> STATED TASK
Quote the listing below in full and exactly as written, but omit every picture.

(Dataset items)
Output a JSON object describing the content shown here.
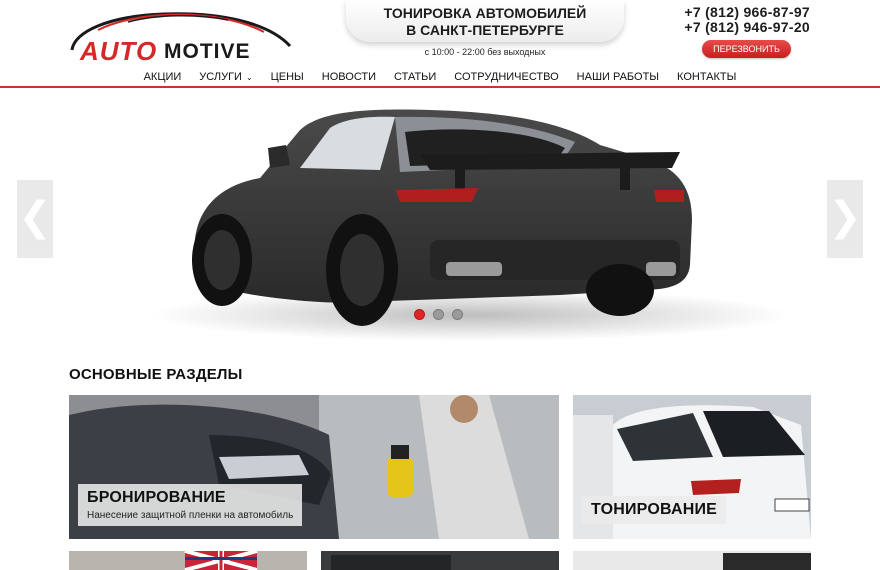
{
  "brand": {
    "logo_primary": "AUTO",
    "logo_secondary": "MOTIVE"
  },
  "header": {
    "slogan_line1": "ТОНИРОВКА АВТОМОБИЛЕЙ",
    "slogan_line2": "В САНКТ-ПЕТЕРБУРГЕ",
    "hours": "с 10:00 - 22:00 без выходных",
    "phone1": "+7 (812) 966-87-97",
    "phone2": "+7 (812) 946-97-20",
    "callback_label": "ПЕРЕЗВОНИТЬ"
  },
  "nav": {
    "items": [
      {
        "label": "АКЦИИ"
      },
      {
        "label": "УСЛУГИ"
      },
      {
        "label": "ЦЕНЫ"
      },
      {
        "label": "НОВОСТИ"
      },
      {
        "label": "СТАТЬИ"
      },
      {
        "label": "СОТРУДНИЧЕСТВО"
      },
      {
        "label": "НАШИ РАБОТЫ"
      },
      {
        "label": "КОНТАКТЫ"
      }
    ],
    "dropdown_icon": "chevron-down-icon"
  },
  "slider": {
    "prev_glyph": "❮",
    "next_glyph": "❯",
    "slide_count": 3,
    "active_slide": 1
  },
  "sections": {
    "title": "ОСНОВНЫЕ РАЗДЕЛЫ",
    "cards": [
      {
        "title": "БРОНИРОВАНИЕ",
        "subtitle": "Нанесение защитной пленки на автомобиль"
      },
      {
        "title": "ТОНИРОВАНИЕ"
      }
    ]
  },
  "colors": {
    "accent": "#d32f2f",
    "nav_border": "#d32f2f",
    "dot_active": "#e02626",
    "dot_inactive": "#9a9a9a"
  }
}
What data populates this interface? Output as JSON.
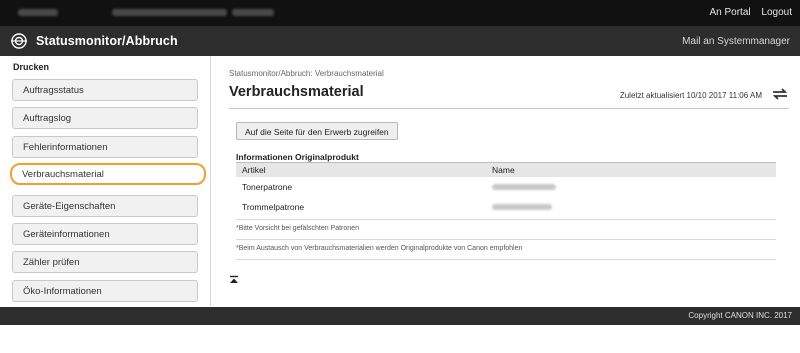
{
  "topbar": {
    "links": [
      "An Portal",
      "Logout"
    ]
  },
  "titlebar": {
    "title": "Statusmonitor/Abbruch",
    "mail_admin": "Mail an Systemmanager",
    "icon": "target-icon"
  },
  "sidebar": {
    "heading": "Drucken",
    "items": [
      {
        "label": "Auftragsstatus"
      },
      {
        "label": "Auftragslog"
      },
      {
        "label": "Fehlerinformationen"
      },
      {
        "label": "Verbrauchsmaterial",
        "active": true
      },
      {
        "label": "Geräte-Eigenschaften"
      },
      {
        "label": "Geräteinformationen"
      },
      {
        "label": "Zähler prüfen"
      },
      {
        "label": "Öko-Informationen"
      }
    ],
    "accent": "#f0a030"
  },
  "main": {
    "breadcrumb": "Statusmonitor/Abbruch: Verbrauchsmaterial",
    "title": "Verbrauchsmaterial",
    "last_updated": "Zuletzt aktualisiert 10/10 2017 11:06 AM",
    "buy_button": "Auf die Seite für den Erwerb zugreifen",
    "section_title": "Informationen Originalprodukt",
    "table": {
      "headers": [
        "Artikel",
        "Name"
      ],
      "rows": [
        [
          "Tonerpatrone",
          ""
        ],
        [
          "Trommelpatrone",
          ""
        ]
      ]
    },
    "notes": [
      "*Bitte Vorsicht bei gefälschten Patronen",
      "*Beim Austausch von Verbrauchsmaterialien werden Originalprodukte von Canon empfohlen"
    ]
  },
  "footer": {
    "copyright": "Copyright CANON INC. 2017"
  }
}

> EXERCISE OUTPUT
Output a JSON object describing the content shown here.
{
  "brand": {
    "logo_primary": "AUTO",
    "logo_secondary": "MOTIVE"
  },
  "header": {
    "slogan_line1": "ТОНИРОВКА АВТОМОБИЛЕЙ",
    "slogan_line2": "В САНКТ-ПЕТЕРБУРГЕ",
    "hours": "с 10:00 - 22:00 без выходных",
    "phone1": "+7 (812) 966-87-97",
    "phone2": "+7 (812) 946-97-20",
    "callback_label": "ПЕРЕЗВОНИТЬ"
  },
  "nav": {
    "items": [
      {
        "label": "АКЦИИ"
      },
      {
        "label": "УСЛУГИ"
      },
      {
        "label": "ЦЕНЫ"
      },
      {
        "label": "НОВОСТИ"
      },
      {
        "label": "СТАТЬИ"
      },
      {
        "label": "СОТРУДНИЧЕСТВО"
      },
      {
        "label": "НАШИ РАБОТЫ"
      },
      {
        "label": "КОНТАКТЫ"
      }
    ],
    "dropdown_icon": "chevron-down-icon"
  },
  "slider": {
    "prev_glyph": "❮",
    "next_glyph": "❯",
    "slide_count": 3,
    "active_slide": 1
  },
  "sections": {
    "title": "ОСНОВНЫЕ РАЗДЕЛЫ",
    "cards": [
      {
        "title": "БРОНИРОВАНИЕ",
        "subtitle": "Нанесение защитной пленки на автомобиль"
      },
      {
        "title": "ТОНИРОВАНИЕ"
      }
    ]
  },
  "colors": {
    "accent": "#d32f2f",
    "nav_border": "#d32f2f",
    "dot_active": "#e02626",
    "dot_inactive": "#9a9a9a"
  }
}
What data populates this interface? Output as JSON.
{
  "topbar": {
    "links": [
      "An Portal",
      "Logout"
    ]
  },
  "titlebar": {
    "title": "Statusmonitor/Abbruch",
    "mail_admin": "Mail an Systemmanager",
    "icon": "target-icon"
  },
  "sidebar": {
    "heading": "Drucken",
    "items": [
      {
        "label": "Auftragsstatus"
      },
      {
        "label": "Auftragslog"
      },
      {
        "label": "Fehlerinformationen"
      },
      {
        "label": "Verbrauchsmaterial",
        "active": true
      },
      {
        "label": "Geräte-Eigenschaften"
      },
      {
        "label": "Geräteinformationen"
      },
      {
        "label": "Zähler prüfen"
      },
      {
        "label": "Öko-Informationen"
      }
    ],
    "accent": "#f0a030"
  },
  "main": {
    "breadcrumb": "Statusmonitor/Abbruch: Verbrauchsmaterial",
    "title": "Verbrauchsmaterial",
    "last_updated": "Zuletzt aktualisiert 10/10 2017 11:06 AM",
    "buy_button": "Auf die Seite für den Erwerb zugreifen",
    "section_title": "Informationen Originalprodukt",
    "table": {
      "headers": [
        "Artikel",
        "Name"
      ],
      "rows": [
        [
          "Tonerpatrone",
          ""
        ],
        [
          "Trommelpatrone",
          ""
        ]
      ]
    },
    "notes": [
      "*Bitte Vorsicht bei gefälschten Patronen",
      "*Beim Austausch von Verbrauchsmaterialien werden Originalprodukte von Canon empfohlen"
    ]
  },
  "footer": {
    "copyright": "Copyright CANON INC. 2017"
  }
}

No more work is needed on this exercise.